===== Extracted records
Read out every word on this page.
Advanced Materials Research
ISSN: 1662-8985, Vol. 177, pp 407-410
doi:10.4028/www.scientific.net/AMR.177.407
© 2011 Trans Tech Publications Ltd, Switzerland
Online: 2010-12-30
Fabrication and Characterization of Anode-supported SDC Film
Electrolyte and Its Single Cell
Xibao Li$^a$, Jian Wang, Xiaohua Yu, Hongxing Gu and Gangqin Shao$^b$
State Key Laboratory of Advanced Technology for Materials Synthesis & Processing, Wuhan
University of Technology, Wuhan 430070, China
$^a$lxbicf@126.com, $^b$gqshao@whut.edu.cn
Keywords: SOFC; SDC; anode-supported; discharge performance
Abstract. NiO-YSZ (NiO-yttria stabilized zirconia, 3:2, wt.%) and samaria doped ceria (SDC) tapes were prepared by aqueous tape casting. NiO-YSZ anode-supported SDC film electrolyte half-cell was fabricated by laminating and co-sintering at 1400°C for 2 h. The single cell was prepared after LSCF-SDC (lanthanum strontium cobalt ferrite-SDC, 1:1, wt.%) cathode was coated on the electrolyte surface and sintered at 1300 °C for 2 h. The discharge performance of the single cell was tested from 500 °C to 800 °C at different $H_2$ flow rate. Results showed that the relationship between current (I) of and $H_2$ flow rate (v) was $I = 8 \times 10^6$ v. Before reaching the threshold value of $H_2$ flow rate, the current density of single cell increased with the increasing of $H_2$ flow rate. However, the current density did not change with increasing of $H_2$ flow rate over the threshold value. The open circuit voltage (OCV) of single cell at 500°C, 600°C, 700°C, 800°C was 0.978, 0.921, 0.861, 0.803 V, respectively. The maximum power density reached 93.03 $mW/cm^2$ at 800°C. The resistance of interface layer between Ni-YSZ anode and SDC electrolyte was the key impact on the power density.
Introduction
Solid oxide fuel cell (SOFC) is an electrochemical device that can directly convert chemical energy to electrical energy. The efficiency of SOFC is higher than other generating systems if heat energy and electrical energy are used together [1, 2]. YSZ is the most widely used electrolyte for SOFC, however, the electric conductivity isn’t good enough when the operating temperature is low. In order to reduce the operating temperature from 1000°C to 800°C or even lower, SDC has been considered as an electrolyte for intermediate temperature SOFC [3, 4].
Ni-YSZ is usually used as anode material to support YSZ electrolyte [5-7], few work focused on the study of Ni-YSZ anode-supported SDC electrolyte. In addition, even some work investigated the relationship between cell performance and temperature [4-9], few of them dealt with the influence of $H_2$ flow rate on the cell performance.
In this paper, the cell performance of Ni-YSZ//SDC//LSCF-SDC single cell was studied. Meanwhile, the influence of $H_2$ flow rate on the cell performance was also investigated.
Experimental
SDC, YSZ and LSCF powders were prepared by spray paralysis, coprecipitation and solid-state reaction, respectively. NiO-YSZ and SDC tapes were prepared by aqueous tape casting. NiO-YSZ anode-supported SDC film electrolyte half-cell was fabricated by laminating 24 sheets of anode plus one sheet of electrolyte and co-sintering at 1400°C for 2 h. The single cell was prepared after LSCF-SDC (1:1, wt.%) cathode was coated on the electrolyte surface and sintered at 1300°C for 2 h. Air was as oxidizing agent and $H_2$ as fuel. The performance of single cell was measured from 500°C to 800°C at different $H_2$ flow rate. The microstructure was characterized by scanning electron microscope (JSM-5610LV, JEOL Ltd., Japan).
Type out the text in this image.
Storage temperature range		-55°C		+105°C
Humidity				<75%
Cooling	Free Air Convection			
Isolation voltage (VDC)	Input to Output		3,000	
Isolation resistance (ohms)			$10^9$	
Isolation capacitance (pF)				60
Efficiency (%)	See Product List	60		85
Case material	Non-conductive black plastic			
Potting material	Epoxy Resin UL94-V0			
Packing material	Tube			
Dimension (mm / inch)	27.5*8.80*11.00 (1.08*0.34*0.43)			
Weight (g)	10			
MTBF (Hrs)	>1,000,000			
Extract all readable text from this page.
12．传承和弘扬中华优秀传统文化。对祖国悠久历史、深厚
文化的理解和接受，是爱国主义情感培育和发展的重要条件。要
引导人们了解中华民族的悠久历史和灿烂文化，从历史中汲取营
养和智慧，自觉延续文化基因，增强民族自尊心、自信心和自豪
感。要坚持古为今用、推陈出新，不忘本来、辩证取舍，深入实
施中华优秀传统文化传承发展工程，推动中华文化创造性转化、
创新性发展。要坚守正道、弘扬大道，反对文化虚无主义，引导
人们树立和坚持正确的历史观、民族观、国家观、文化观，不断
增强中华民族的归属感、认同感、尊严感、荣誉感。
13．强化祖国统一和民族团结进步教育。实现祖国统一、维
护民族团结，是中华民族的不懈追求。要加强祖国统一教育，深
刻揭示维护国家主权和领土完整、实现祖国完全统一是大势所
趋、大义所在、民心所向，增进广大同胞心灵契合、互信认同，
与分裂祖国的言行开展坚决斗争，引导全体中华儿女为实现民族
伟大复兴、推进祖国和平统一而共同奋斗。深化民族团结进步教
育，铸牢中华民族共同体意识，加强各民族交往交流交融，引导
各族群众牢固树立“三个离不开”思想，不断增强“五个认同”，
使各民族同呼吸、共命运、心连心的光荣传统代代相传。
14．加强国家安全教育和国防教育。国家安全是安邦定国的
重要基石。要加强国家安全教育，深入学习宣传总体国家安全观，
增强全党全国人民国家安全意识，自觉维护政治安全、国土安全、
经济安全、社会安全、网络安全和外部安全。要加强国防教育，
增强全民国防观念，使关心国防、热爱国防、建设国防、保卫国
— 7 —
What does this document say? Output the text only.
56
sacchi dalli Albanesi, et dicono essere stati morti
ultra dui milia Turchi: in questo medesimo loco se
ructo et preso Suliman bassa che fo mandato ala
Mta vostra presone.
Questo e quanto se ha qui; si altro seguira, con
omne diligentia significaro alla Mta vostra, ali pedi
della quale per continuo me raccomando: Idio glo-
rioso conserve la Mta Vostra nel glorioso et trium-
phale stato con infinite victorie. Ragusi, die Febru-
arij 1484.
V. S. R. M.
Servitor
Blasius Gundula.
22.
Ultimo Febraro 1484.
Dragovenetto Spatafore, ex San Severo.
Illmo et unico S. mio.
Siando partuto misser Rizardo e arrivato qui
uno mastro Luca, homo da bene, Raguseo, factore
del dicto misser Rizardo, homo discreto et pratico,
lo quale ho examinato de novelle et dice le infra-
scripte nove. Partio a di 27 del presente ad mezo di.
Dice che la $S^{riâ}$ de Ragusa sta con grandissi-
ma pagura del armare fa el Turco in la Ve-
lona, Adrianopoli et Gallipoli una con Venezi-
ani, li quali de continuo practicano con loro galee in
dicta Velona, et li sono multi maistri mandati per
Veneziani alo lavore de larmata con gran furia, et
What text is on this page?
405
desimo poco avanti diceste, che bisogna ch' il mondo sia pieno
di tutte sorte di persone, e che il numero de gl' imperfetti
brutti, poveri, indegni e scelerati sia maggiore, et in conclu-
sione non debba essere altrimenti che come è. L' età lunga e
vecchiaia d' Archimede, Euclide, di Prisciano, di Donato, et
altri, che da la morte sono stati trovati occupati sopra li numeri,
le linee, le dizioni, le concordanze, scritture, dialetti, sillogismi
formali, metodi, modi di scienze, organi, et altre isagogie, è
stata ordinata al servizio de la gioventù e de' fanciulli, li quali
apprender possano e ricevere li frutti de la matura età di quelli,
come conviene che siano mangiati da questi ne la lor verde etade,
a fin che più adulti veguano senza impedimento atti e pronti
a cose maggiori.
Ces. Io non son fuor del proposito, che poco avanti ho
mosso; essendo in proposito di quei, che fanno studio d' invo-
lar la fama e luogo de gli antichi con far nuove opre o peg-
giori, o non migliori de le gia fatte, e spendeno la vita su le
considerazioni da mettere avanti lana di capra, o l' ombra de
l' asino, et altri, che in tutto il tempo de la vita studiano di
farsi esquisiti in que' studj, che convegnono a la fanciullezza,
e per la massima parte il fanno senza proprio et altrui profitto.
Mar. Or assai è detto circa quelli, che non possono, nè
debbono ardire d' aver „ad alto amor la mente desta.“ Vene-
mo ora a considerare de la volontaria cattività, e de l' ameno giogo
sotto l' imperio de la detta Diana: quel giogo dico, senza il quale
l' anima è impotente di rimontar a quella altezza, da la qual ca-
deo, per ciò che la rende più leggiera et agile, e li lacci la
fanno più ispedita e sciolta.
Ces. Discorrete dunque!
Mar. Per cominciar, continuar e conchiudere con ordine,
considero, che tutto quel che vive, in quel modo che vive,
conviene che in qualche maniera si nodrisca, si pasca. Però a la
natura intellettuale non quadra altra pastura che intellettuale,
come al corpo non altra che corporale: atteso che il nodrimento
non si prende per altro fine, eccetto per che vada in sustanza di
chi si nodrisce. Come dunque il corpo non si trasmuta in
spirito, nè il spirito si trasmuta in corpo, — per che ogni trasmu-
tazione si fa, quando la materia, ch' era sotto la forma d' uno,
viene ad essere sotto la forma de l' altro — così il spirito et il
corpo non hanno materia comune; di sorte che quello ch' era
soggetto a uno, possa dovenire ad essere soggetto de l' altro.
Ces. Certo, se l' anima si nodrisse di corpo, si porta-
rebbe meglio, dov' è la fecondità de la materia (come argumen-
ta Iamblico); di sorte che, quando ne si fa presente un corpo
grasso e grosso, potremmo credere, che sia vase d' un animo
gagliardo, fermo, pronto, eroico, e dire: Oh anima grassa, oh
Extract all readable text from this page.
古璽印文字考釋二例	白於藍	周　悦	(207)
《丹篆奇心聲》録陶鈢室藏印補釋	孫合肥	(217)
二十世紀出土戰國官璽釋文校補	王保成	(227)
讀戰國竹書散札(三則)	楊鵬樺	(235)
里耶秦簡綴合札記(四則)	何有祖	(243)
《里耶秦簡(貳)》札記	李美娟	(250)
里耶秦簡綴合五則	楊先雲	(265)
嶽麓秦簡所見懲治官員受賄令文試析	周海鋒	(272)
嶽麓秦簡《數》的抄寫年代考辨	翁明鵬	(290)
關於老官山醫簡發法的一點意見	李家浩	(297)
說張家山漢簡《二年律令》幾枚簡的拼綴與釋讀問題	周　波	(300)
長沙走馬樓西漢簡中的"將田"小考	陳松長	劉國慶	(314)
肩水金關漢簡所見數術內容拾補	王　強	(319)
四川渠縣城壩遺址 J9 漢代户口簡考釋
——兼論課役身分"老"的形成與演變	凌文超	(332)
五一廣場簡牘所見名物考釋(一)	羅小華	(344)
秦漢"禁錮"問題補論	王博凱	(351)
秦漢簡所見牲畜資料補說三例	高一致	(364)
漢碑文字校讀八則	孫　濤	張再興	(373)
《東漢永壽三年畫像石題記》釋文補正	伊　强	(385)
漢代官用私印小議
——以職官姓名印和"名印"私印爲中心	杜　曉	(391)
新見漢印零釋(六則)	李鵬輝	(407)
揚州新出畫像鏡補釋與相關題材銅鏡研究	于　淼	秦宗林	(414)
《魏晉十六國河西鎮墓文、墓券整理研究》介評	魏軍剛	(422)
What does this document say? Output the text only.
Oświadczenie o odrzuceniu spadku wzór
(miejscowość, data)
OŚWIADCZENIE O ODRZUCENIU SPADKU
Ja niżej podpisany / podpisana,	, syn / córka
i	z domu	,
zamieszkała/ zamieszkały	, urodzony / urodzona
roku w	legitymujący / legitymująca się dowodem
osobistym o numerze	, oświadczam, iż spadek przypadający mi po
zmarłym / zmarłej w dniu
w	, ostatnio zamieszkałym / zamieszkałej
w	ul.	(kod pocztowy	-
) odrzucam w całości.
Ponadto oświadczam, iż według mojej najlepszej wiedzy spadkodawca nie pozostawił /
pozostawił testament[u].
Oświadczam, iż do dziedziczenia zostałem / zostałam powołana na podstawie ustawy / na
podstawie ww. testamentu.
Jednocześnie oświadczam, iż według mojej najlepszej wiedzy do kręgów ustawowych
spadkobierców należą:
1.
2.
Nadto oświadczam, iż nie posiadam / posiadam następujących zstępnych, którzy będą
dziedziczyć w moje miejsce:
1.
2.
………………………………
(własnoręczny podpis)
==========
* Exercise *
Copy each line of the entries that includes the word "Materials".

* Written response *
Advanced Materials Research
State Key Laboratory of Advanced Technology for Materials Synthesis & Processing, Wuhan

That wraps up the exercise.